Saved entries
——

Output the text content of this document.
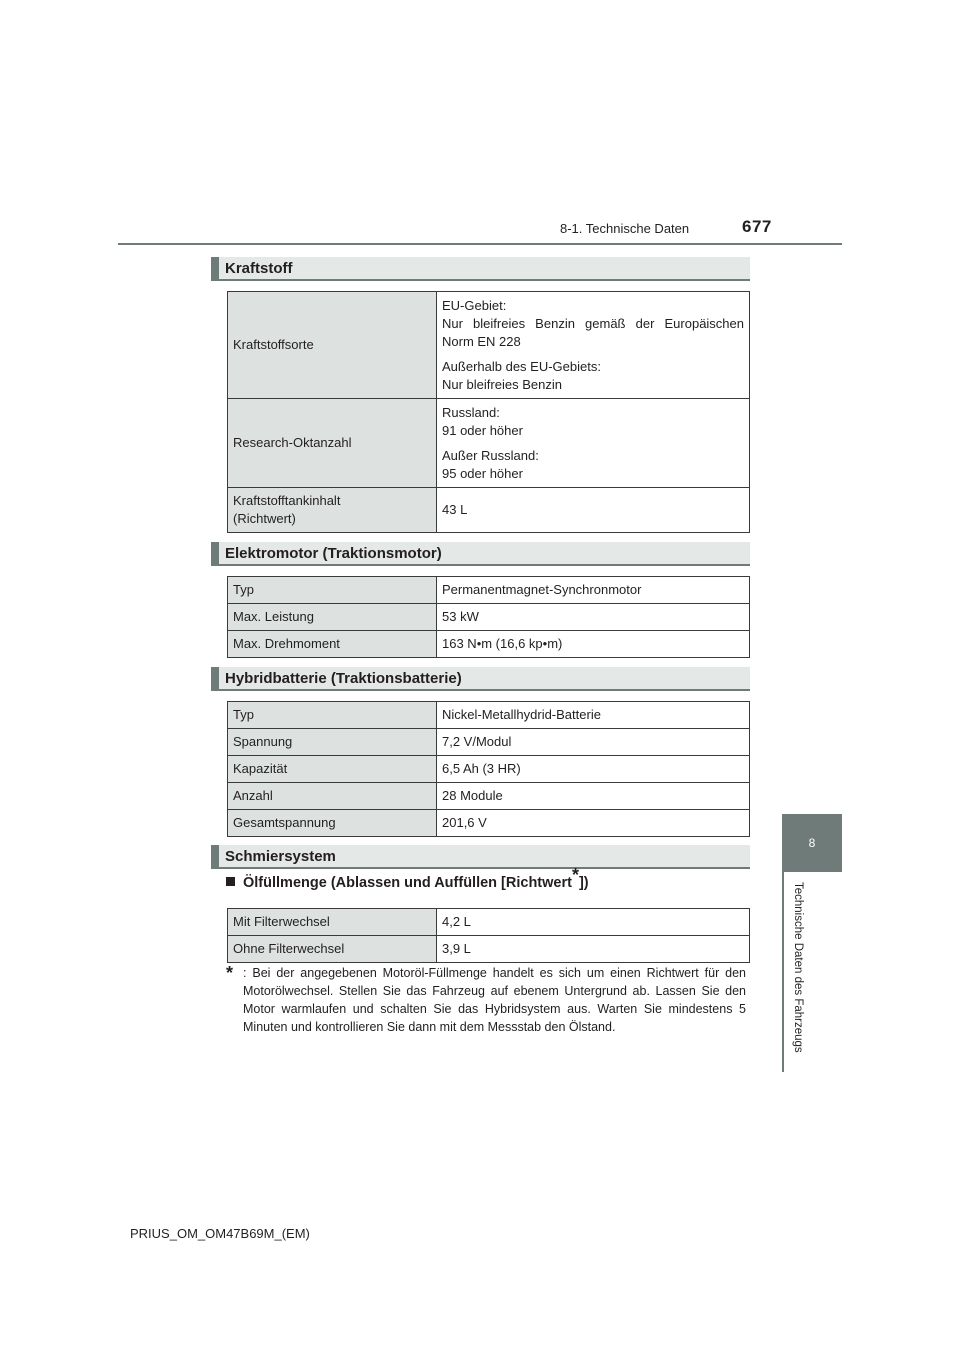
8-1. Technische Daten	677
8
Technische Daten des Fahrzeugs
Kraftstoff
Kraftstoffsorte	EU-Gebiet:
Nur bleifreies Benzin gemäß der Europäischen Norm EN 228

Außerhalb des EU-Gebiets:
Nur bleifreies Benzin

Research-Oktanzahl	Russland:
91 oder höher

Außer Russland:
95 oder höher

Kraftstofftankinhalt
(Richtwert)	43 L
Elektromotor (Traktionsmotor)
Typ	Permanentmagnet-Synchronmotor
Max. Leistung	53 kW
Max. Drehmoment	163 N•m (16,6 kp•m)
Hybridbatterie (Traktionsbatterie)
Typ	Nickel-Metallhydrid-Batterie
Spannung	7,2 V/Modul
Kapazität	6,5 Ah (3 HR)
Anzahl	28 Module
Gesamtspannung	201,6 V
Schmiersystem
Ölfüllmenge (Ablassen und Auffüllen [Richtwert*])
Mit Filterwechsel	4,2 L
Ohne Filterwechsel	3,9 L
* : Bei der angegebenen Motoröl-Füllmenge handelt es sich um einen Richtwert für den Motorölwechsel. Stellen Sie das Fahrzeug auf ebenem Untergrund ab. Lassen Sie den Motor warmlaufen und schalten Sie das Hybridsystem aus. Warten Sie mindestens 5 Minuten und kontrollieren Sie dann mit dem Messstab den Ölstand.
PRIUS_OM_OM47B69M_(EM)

——

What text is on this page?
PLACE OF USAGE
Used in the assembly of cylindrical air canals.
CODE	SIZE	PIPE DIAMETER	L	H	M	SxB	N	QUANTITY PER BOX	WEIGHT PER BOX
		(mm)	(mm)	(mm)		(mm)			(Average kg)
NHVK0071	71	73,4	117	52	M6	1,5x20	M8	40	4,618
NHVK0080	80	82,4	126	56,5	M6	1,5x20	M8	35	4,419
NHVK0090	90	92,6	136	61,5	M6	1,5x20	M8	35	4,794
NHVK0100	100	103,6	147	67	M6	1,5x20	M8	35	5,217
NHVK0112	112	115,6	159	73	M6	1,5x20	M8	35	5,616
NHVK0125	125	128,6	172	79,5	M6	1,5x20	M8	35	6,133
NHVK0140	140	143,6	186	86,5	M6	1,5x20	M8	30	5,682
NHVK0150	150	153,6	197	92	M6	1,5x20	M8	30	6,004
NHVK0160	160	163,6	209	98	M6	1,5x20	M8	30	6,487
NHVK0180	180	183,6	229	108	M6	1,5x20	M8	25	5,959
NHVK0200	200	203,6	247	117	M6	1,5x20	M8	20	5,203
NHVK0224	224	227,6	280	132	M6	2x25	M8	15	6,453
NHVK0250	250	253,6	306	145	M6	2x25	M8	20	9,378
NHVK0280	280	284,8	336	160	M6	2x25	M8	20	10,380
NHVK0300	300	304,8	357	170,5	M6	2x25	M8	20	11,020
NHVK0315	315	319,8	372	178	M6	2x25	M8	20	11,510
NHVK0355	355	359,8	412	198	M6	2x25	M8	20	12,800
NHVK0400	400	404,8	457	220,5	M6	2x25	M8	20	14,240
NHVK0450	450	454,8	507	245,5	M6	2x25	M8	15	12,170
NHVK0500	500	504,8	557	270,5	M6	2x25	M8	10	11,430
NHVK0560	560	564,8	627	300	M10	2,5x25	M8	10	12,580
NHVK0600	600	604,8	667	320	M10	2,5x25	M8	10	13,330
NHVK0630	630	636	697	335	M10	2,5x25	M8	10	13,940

——

- **TASK DESCRIPTION**: What is the number of lines above that contain the string "Richtwert"? Answer with the number alone.

- **RESPONSE FOR THIS EXERCISE**: 3